_DIRECTION_.
Every entry below must appear again, exactly as written.

_DATA PROVIDED_.
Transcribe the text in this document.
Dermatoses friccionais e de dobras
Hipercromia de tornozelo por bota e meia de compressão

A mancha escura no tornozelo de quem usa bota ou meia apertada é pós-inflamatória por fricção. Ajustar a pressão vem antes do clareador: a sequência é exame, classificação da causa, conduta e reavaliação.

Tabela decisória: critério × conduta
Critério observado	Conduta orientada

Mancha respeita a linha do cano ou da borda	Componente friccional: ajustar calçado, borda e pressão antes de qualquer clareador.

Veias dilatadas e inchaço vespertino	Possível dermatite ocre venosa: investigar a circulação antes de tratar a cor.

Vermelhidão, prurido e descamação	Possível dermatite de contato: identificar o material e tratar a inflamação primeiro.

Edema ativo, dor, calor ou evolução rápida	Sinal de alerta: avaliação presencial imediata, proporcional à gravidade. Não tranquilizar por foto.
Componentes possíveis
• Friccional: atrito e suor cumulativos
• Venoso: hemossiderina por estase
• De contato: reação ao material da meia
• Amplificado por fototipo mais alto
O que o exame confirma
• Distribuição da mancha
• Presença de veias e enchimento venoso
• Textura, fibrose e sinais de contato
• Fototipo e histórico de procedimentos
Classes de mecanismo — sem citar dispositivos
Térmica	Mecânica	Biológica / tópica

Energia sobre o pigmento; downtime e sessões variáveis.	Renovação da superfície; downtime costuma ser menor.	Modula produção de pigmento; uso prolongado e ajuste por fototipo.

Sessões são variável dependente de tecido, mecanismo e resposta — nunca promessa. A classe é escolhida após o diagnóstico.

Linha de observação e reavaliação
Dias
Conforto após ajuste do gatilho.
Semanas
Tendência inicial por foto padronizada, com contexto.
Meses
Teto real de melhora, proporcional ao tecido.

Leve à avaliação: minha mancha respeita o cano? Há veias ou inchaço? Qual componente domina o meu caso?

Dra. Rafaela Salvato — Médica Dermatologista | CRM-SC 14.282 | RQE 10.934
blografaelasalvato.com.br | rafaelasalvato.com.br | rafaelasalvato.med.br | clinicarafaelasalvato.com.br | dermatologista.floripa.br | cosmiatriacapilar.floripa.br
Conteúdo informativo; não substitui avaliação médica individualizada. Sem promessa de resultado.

_EXERCISE RESPONSE_.
Transcribe the text in this document.
Dermatoses friccionais e de dobras
Hipercromia de tornozelo por bota e meia de compressão

A mancha escura no tornozelo de quem usa bota ou meia apertada é pós-inflamatória por fricção. Ajustar a pressão vem antes do clareador: a sequência é exame, classificação da causa, conduta e reavaliação.

Tabela decisória: critério × conduta
Critério observado	Conduta orientada

Mancha respeita a linha do cano ou da borda	Componente friccional: ajustar calçado, borda e pressão antes de qualquer clareador.

Veias dilatadas e inchaço vespertino	Possível dermatite ocre venosa: investigar a circulação antes de tratar a cor.

Vermelhidão, prurido e descamação	Possível dermatite de contato: identificar o material e tratar a inflamação primeiro.

Edema ativo, dor, calor ou evolução rápida	Sinal de alerta: avaliação presencial imediata, proporcional à gravidade. Não tranquilizar por foto.
Componentes possíveis
• Friccional: atrito e suor cumulativos
• Venoso: hemossiderina por estase
• De contato: reação ao material da meia
• Amplificado por fototipo mais alto
O que o exame confirma
• Distribuição da mancha
• Presença de veias e enchimento venoso
• Textura, fibrose e sinais de contato
• Fototipo e histórico de procedimentos
Classes de mecanismo — sem citar dispositivos
Térmica	Mecânica	Biológica / tópica

Energia sobre o pigmento; downtime e sessões variáveis.	Renovação da superfície; downtime costuma ser menor.	Modula produção de pigmento; uso prolongado e ajuste por fototipo.

Sessões são variável dependente de tecido, mecanismo e resposta — nunca promessa. A classe é escolhida após o diagnóstico.

Linha de observação e reavaliação
Dias
Conforto após ajuste do gatilho.
Semanas
Tendência inicial por foto padronizada, com contexto.
Meses
Teto real de melhora, proporcional ao tecido.

Leve à avaliação: minha mancha respeita o cano? Há veias ou inchaço? Qual componente domina o meu caso?

Dra. Rafaela Salvato — Médica Dermatologista | CRM-SC 14.282 | RQE 10.934
blografaelasalvato.com.br | rafaelasalvato.com.br | rafaelasalvato.med.br | clinicarafaelasalvato.com.br | dermatologista.floripa.br | cosmiatriacapilar.floripa.br
Conteúdo informativo; não substitui avaliação médica individualizada. Sem promessa de resultado.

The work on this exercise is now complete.